--- DATASET EXCERPTS ---

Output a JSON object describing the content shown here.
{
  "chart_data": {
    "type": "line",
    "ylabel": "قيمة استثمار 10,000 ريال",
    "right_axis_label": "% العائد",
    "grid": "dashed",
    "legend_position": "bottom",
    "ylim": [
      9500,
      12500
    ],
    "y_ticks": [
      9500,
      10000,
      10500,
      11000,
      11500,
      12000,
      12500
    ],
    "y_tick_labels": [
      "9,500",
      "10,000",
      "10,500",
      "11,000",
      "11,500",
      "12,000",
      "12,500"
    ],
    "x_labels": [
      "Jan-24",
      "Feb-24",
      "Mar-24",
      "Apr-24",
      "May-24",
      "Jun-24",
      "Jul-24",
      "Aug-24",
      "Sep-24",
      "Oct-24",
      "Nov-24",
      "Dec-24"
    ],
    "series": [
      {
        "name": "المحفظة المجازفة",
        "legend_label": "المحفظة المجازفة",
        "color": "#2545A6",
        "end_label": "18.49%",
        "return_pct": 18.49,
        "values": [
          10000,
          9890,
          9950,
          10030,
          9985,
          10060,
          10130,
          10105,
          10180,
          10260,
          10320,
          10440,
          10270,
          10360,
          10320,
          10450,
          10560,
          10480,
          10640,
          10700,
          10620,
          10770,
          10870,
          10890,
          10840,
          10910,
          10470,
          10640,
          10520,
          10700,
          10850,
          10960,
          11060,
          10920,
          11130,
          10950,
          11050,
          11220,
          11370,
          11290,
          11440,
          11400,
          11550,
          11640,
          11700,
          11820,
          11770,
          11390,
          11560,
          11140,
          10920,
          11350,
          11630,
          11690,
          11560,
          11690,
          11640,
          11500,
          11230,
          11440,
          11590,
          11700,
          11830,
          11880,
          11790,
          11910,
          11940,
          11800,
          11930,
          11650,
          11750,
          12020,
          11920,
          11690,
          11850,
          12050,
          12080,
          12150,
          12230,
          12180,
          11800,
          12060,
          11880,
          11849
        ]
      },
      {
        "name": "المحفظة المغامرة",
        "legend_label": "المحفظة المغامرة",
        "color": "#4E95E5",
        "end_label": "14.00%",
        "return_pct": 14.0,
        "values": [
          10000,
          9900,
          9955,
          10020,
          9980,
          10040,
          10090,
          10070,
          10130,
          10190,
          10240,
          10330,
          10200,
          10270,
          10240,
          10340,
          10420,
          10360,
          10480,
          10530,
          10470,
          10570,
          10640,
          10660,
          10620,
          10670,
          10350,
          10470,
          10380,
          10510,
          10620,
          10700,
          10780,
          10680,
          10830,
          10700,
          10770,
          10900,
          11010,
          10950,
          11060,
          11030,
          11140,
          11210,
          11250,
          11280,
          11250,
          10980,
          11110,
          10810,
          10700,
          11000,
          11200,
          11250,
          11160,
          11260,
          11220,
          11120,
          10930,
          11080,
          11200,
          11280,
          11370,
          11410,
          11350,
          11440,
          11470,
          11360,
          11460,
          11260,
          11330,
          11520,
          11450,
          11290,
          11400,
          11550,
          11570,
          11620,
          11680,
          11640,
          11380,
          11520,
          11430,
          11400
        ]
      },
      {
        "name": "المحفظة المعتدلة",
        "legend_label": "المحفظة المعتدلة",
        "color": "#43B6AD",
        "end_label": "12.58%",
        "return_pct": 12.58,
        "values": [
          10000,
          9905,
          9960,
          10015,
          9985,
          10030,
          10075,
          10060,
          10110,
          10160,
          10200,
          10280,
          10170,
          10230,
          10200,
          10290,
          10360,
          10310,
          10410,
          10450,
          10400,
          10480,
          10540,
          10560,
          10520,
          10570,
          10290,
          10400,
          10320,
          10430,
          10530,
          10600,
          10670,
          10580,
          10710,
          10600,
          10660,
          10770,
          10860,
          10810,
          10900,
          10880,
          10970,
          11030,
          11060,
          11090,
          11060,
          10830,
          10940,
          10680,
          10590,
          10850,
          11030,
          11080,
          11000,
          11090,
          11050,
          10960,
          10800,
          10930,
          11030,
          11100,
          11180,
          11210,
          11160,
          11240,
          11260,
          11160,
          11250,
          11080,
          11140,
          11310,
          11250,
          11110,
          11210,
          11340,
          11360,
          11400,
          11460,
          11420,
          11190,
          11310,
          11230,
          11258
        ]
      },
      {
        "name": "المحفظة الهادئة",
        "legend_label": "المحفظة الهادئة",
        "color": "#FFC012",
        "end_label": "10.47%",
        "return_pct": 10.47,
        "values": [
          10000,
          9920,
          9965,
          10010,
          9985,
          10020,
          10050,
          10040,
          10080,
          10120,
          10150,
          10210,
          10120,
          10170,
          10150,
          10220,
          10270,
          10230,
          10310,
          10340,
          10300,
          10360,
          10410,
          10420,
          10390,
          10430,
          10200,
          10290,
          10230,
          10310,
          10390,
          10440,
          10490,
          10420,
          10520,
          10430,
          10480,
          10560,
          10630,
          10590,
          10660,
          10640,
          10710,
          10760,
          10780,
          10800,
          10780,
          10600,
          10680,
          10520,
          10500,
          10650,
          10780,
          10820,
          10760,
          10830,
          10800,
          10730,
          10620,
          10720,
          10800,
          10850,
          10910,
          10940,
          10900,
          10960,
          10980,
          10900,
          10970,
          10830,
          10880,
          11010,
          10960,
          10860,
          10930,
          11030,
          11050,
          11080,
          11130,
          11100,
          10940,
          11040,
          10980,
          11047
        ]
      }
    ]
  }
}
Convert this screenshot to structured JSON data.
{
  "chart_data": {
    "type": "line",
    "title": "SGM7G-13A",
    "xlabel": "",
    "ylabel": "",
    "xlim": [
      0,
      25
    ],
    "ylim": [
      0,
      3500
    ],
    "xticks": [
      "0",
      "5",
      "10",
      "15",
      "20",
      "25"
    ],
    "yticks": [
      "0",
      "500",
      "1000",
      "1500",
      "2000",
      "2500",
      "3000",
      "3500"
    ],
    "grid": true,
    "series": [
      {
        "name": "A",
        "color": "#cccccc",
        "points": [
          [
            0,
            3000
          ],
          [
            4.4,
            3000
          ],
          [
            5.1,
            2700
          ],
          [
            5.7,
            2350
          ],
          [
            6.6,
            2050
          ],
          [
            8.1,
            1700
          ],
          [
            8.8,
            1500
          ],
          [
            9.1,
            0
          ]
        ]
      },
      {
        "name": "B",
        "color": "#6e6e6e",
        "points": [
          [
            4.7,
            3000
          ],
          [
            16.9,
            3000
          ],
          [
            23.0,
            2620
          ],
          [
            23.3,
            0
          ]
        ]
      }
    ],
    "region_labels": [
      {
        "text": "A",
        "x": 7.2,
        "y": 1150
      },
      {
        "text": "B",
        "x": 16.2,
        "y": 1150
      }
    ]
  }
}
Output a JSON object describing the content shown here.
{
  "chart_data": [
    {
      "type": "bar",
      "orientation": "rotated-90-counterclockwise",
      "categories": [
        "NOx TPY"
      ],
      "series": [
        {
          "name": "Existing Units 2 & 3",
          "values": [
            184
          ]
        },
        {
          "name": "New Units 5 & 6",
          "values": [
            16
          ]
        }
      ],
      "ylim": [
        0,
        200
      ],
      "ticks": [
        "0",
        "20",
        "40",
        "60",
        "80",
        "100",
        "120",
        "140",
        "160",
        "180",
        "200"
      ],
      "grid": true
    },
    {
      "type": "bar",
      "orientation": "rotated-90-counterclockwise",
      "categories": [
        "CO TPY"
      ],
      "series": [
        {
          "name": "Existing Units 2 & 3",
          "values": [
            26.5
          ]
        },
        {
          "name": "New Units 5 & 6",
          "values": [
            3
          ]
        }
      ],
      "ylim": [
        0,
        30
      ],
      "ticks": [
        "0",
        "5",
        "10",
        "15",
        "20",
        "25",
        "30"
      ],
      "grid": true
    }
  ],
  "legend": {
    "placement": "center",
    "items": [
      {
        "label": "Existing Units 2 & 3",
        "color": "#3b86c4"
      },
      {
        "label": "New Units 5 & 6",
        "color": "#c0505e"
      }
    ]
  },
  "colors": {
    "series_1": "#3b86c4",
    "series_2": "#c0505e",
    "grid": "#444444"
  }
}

---

THE TASK » Extract every line above that contains the word "المجازفة".

ANSWER IN FULL »
        "name": "المحفظة المجازفة",
        "legend_label": "المحفظة المجازفة",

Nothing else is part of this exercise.